[Start of Records to use]

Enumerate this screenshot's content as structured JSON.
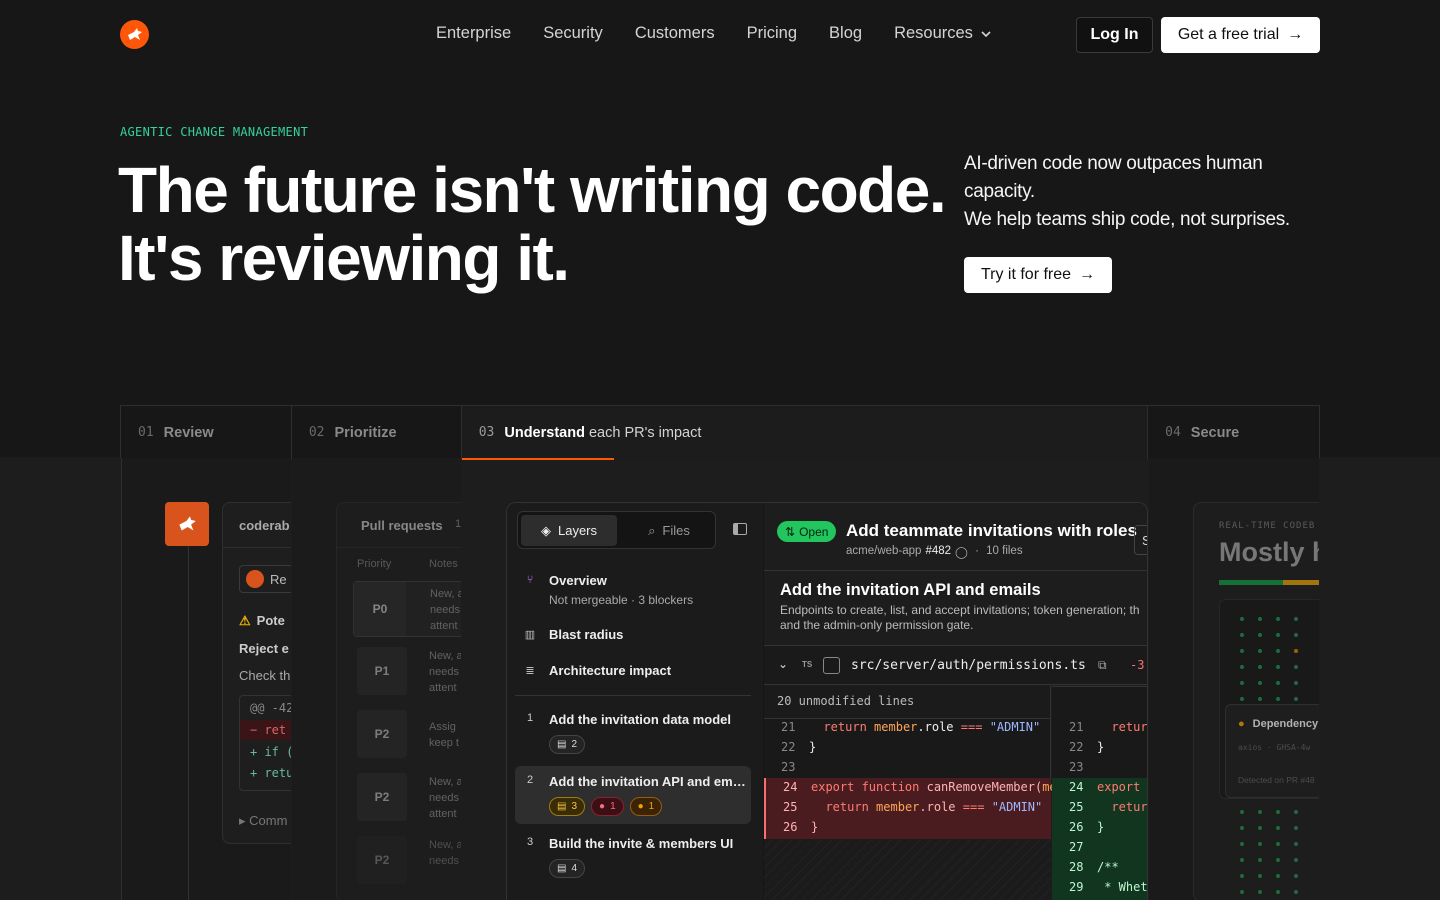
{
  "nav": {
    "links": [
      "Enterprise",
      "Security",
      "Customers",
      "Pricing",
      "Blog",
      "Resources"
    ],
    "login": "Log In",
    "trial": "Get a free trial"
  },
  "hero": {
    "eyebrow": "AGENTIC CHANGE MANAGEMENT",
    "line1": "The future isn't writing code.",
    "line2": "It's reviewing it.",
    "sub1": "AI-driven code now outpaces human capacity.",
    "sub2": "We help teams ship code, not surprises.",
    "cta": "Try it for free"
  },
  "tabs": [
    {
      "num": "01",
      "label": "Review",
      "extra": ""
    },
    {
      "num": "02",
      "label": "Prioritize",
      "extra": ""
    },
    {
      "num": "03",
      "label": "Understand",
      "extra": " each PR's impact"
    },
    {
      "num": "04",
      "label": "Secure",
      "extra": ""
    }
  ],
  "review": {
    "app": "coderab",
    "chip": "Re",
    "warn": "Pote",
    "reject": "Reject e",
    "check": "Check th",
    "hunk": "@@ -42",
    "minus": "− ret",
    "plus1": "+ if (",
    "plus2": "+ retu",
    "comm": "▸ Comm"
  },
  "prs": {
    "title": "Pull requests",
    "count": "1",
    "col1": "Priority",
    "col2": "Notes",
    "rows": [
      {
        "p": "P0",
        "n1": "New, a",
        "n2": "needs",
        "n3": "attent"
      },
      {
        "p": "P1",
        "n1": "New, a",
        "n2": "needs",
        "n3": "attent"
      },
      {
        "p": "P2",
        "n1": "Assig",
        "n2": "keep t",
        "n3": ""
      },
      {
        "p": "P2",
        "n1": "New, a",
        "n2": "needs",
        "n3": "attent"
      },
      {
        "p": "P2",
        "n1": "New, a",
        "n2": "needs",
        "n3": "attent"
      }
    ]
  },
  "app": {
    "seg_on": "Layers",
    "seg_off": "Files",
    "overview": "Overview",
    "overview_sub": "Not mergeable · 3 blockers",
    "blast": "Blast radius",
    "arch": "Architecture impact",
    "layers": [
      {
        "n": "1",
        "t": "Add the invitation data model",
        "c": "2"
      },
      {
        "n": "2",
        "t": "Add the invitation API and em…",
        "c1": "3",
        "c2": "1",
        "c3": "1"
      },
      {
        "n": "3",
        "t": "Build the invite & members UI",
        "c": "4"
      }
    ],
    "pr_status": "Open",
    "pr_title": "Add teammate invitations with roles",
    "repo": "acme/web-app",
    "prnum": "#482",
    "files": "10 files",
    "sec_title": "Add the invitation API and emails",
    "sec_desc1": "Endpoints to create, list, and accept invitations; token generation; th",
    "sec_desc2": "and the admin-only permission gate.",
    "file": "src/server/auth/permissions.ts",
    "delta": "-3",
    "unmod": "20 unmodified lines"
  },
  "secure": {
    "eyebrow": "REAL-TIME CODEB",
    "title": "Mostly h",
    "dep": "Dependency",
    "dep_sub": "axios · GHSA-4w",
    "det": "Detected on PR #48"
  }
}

[End of Records to use]
[Start of Records to use]

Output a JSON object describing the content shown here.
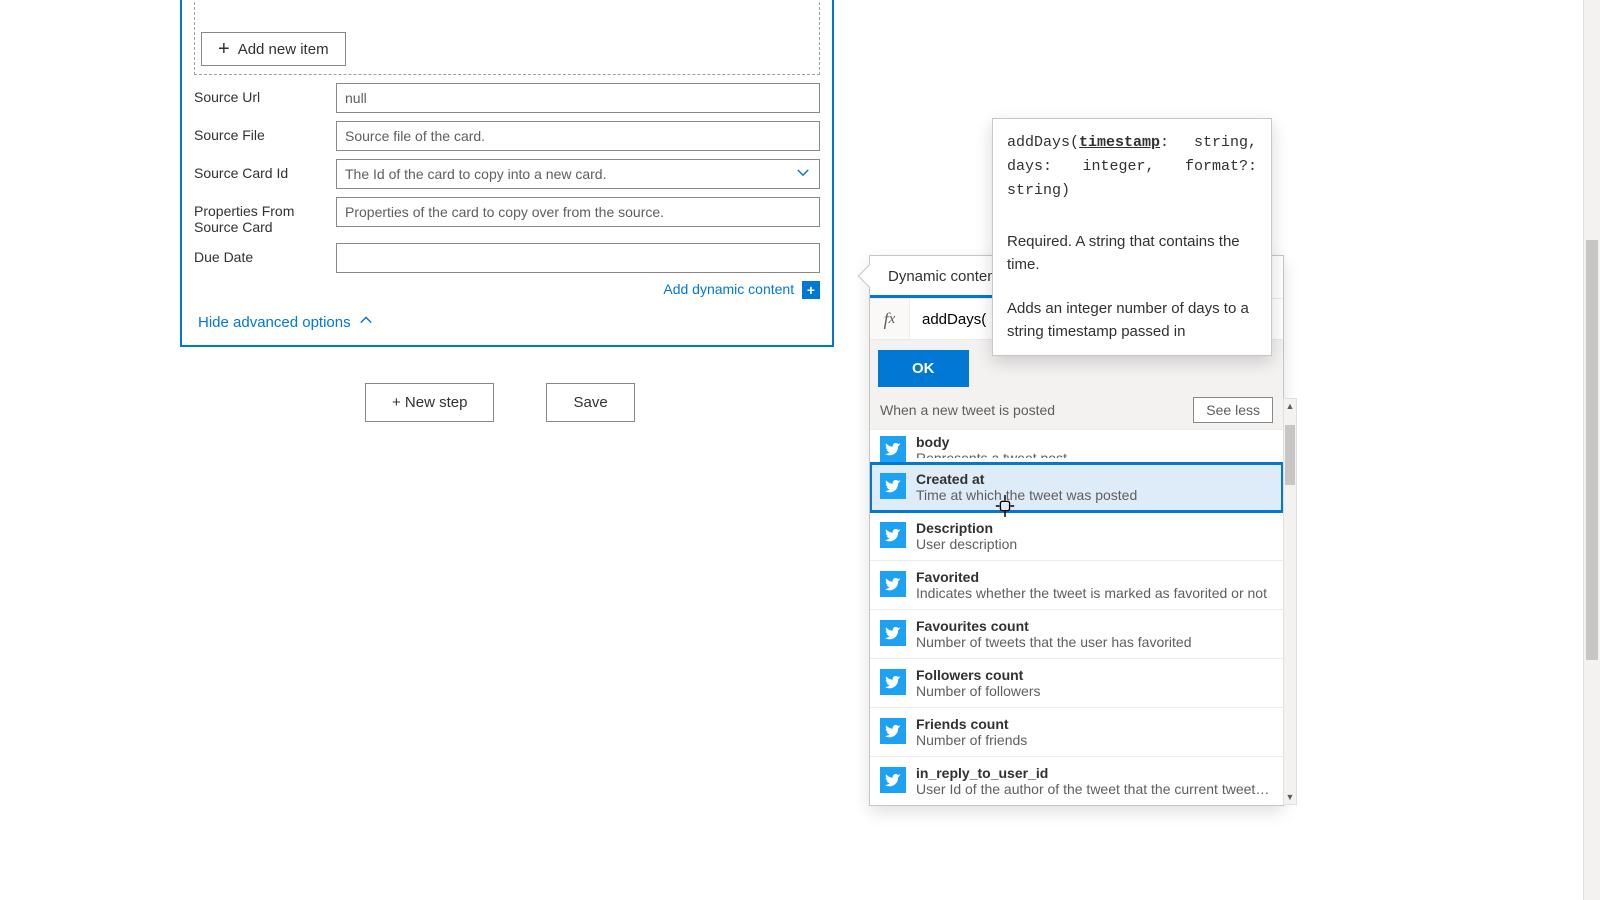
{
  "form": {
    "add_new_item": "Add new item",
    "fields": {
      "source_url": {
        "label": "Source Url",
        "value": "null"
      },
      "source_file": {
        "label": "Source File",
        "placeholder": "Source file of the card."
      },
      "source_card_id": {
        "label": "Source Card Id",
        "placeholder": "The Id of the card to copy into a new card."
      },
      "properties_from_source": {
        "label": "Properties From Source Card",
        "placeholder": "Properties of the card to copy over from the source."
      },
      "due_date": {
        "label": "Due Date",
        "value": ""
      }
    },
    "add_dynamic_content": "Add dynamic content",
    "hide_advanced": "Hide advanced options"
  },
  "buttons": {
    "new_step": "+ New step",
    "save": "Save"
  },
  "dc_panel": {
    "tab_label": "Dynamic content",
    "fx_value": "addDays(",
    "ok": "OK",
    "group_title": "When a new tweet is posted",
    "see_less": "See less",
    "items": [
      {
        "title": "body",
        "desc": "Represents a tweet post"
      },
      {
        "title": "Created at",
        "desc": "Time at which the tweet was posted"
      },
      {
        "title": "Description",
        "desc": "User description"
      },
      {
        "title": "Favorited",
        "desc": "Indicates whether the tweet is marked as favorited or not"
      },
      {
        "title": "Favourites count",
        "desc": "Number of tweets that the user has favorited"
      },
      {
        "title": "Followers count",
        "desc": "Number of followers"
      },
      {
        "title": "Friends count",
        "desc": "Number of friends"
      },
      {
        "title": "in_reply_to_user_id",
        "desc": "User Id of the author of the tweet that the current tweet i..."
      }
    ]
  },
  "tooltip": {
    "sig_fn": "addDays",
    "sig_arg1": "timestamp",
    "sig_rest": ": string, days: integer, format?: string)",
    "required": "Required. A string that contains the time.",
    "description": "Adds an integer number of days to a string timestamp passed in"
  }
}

[End of Records to use]
[Start of Records to use]

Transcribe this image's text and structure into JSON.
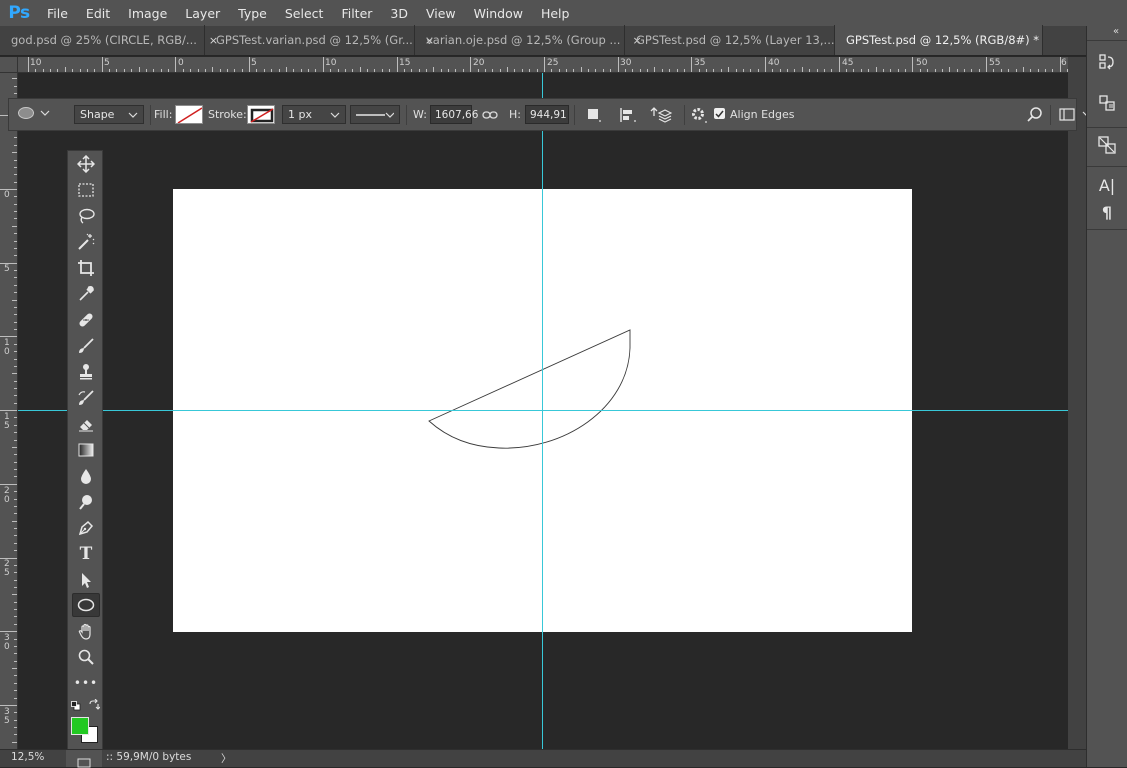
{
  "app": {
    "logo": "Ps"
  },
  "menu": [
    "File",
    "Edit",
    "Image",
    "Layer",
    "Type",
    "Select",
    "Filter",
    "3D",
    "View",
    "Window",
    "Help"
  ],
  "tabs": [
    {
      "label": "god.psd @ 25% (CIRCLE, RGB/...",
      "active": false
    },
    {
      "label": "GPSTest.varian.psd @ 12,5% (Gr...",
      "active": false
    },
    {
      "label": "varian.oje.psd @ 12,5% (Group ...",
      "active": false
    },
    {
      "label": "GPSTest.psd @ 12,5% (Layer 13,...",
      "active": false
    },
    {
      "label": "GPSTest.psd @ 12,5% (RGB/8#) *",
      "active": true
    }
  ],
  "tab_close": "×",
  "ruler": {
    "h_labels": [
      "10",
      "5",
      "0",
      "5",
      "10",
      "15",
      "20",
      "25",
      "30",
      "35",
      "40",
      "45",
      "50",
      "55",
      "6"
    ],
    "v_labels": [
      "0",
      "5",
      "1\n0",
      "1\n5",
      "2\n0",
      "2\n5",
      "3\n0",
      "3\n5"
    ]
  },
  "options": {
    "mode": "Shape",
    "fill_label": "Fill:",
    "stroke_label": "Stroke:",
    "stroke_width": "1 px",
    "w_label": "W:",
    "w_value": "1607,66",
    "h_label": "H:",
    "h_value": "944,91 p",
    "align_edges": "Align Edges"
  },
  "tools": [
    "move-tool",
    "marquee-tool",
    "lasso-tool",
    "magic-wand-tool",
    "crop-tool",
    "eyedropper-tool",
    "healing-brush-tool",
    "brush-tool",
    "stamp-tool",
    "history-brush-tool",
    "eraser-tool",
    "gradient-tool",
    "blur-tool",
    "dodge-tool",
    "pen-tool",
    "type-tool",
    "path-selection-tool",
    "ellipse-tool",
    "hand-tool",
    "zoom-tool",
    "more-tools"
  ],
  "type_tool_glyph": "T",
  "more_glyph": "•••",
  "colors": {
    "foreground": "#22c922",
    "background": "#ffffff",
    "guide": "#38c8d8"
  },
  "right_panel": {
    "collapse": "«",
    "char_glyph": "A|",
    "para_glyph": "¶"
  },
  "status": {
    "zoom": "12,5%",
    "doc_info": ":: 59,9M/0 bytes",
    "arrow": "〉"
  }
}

[End of Records to use]

From the listing above, collect every line that mentions the word "varian".

- [Exercise response]:
      "label": "GPSTest.varian.psd @ 12,5% (Gr...",
      "label": "varian.oje.psd @ 12,5% (Group ...",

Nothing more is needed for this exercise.